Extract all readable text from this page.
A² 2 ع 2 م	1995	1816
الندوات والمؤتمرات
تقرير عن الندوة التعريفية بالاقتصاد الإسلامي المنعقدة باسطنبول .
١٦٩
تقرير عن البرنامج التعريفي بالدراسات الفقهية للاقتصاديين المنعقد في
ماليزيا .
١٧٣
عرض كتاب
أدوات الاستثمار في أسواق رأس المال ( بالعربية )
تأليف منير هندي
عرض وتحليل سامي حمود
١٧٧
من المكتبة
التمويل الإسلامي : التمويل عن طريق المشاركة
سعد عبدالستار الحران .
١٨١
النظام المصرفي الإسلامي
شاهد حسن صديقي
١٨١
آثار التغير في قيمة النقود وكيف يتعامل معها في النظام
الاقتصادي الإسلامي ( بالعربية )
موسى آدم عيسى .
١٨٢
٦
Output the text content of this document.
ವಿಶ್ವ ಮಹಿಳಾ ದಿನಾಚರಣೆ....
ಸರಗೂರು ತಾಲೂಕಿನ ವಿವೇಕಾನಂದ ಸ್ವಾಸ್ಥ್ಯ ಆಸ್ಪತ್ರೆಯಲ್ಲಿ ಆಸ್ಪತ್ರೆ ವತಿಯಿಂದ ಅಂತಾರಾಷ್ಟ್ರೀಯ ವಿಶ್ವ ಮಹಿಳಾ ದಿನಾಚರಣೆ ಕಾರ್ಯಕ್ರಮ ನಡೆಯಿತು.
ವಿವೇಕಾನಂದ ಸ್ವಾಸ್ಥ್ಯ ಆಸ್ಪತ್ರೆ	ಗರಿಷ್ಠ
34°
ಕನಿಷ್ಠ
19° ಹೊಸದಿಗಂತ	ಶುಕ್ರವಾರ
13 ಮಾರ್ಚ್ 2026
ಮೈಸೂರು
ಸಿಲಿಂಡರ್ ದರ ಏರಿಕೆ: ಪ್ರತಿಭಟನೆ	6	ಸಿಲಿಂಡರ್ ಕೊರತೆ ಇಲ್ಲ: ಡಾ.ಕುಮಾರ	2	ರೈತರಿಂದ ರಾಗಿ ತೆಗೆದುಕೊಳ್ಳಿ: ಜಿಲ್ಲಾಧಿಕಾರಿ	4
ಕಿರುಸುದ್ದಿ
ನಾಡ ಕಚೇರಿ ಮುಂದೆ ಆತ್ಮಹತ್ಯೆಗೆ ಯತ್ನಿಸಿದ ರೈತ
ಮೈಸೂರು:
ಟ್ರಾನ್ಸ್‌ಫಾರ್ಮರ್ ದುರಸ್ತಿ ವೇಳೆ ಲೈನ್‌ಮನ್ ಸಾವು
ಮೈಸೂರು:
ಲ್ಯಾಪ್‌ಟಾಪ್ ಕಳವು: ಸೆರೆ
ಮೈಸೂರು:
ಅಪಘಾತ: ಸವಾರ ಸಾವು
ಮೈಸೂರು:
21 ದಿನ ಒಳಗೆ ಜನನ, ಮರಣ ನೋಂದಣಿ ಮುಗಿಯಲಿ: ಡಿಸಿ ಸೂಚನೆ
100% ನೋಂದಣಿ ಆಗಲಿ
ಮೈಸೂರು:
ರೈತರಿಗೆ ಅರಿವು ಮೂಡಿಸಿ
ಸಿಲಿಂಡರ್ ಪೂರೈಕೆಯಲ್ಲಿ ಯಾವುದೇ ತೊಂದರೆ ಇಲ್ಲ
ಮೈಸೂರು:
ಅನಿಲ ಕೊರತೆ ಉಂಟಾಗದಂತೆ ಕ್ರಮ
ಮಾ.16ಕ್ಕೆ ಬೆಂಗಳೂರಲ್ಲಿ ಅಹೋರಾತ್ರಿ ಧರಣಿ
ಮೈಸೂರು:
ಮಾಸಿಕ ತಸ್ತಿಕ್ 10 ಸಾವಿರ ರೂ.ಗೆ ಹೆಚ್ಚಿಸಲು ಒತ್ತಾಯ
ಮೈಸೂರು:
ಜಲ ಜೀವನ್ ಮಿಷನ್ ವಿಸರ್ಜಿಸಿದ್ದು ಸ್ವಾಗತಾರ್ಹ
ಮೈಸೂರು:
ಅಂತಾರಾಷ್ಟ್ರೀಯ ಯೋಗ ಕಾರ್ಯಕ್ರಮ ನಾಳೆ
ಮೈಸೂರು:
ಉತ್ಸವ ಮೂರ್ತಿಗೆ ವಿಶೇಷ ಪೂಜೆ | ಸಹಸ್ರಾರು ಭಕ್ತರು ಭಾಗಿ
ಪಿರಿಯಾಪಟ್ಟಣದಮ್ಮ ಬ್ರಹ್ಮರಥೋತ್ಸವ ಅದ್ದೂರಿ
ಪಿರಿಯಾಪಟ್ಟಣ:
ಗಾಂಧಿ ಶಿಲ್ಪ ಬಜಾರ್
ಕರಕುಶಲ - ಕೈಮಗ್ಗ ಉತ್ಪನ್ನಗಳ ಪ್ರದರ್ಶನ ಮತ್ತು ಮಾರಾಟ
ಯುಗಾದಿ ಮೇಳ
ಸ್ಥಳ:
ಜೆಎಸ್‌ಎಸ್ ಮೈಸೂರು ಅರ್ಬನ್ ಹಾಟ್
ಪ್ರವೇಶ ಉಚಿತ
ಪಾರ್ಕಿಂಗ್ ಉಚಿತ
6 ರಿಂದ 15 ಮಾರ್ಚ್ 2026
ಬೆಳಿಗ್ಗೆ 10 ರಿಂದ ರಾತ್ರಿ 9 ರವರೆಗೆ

**What the task requires**
List each line of the entries that holds the string "النظام".

**Answer in full**
النظام المصرفي الإسلامي
آثار التغير في قيمة النقود وكيف يتعامل معها في النظام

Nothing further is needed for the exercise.